=== Фрагмент документа ===

О последних моих месяцах на военной службе постараюсь рассказать как можно короче: уж очень уныло и неинтересно они протекали.

После переезда границы Пылаев послал меня на пассажирском поезде сдвумя-тремя бойцами вперед в качестве квартирьера. Мы доехали до станции Василевичи, где располагался штаб УВПС-100. Капитан Финогенов позвал меня к себе. Проговорили с ним всю ночь.

Узнал, что нашей роте сперва собирались поручить строительство так называемых гофманских печей для обжига кирпича, с тем, что в дальнейшем мы их будем эксплуатировать. Но затем задание было изменено: нам поручается в том же Василевичском районе Мозырьской области возле деревень Макановичи и Защебье вести лесозаготовки — валить дубы для производства паркетных дощечек.

Тогда в окрестностях Москвы и других больших городов началось массовое строительство дач для всякого рода главнюков, военных и гражданских, а значит, паркетные дощечки были нужнее кирпича, предназначавшегося для восстановления разрушенных войной городов.

===

Короткое задание A —
Ответьте на вопросы по фрагменту о последних месяцах военной службы:
(i) На какой станции располагался штаб УВПС-100?
(ii) Строительство чего сперва собирались поручить роте?
(iii) Для производства чего роте предстояло валить дубы?

=== Данные для задания ===

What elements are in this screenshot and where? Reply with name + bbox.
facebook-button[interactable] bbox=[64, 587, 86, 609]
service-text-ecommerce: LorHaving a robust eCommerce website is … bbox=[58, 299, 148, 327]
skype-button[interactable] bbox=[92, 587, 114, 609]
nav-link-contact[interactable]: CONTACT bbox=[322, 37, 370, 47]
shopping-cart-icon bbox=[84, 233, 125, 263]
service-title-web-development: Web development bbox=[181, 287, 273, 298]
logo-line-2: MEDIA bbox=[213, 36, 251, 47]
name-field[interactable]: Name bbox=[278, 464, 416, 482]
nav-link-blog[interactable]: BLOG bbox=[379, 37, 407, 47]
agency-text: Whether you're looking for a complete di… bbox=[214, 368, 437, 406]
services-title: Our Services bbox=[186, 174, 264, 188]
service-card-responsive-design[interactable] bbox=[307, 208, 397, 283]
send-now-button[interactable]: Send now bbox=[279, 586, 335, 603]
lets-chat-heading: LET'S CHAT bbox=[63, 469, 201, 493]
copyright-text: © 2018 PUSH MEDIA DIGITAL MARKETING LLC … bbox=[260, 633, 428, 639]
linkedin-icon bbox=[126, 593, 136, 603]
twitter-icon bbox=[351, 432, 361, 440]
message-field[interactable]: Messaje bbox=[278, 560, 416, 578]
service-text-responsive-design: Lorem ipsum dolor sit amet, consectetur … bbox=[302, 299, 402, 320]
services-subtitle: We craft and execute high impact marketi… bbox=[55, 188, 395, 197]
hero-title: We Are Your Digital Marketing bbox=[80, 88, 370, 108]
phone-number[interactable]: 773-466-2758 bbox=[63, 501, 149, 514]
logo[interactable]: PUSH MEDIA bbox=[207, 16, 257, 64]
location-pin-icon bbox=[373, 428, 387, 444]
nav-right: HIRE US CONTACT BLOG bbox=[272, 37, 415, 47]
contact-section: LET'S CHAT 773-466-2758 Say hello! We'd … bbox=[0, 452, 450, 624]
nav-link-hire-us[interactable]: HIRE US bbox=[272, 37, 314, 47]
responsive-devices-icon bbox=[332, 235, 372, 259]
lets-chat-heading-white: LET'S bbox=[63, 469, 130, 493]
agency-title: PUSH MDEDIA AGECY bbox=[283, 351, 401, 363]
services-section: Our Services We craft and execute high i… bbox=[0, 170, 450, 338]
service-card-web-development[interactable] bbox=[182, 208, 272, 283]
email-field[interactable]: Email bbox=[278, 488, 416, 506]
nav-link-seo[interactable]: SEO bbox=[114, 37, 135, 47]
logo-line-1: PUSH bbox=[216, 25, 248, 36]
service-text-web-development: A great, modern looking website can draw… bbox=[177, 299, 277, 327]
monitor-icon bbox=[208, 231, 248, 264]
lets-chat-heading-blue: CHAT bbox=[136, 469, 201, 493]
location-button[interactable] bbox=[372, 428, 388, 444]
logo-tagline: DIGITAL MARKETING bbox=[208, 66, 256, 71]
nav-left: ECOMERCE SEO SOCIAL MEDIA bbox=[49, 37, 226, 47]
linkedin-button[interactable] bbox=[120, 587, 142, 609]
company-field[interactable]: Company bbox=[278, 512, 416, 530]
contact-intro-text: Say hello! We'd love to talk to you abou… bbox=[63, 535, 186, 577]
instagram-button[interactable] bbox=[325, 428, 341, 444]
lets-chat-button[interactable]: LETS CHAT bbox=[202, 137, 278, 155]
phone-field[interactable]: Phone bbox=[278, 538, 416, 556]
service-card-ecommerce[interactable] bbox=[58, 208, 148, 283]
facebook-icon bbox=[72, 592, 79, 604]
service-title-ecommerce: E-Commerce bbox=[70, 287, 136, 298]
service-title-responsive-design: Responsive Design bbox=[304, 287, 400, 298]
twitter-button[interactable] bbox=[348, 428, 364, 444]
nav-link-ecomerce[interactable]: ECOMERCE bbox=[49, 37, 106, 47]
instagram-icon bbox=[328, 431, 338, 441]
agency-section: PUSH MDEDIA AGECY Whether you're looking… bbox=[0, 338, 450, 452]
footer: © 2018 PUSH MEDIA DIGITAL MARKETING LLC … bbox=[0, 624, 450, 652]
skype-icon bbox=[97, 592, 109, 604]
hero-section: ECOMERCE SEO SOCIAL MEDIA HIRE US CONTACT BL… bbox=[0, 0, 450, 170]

===

Короткое задание B — Перепишите без изменений отрывок записей от их самого начала по строку, содержащую «message-field[interactable]: Messaje bbox=[278, 560, 416, 578]», включительно.

Ответ к заданию A —
(i) На станции Василевичи.
(ii) Гофманских печей для обжига кирпича.
(iii) Паркетных дощечек.

Ответ к заданию B —
What elements are in this screenshot and where? Reply with name + bbox.
facebook-button[interactable] bbox=[64, 587, 86, 609]
service-text-ecommerce: LorHaving a robust eCommerce website is … bbox=[58, 299, 148, 327]
skype-button[interactable] bbox=[92, 587, 114, 609]
nav-link-contact[interactable]: CONTACT bbox=[322, 37, 370, 47]
shopping-cart-icon bbox=[84, 233, 125, 263]
service-title-web-development: Web development bbox=[181, 287, 273, 298]
logo-line-2: MEDIA bbox=[213, 36, 251, 47]
name-field[interactable]: Name bbox=[278, 464, 416, 482]
nav-link-blog[interactable]: BLOG bbox=[379, 37, 407, 47]
agency-text: Whether you're looking for a complete di… bbox=[214, 368, 437, 406]
services-title: Our Services bbox=[186, 174, 264, 188]
service-card-responsive-design[interactable] bbox=[307, 208, 397, 283]
send-now-button[interactable]: Send now bbox=[279, 586, 335, 603]
lets-chat-heading: LET'S CHAT bbox=[63, 469, 201, 493]
copyright-text: © 2018 PUSH MEDIA DIGITAL MARKETING LLC … bbox=[260, 633, 428, 639]
linkedin-icon bbox=[126, 593, 136, 603]
twitter-icon bbox=[351, 432, 361, 440]
message-field[interactable]: Messaje bbox=[278, 560, 416, 578]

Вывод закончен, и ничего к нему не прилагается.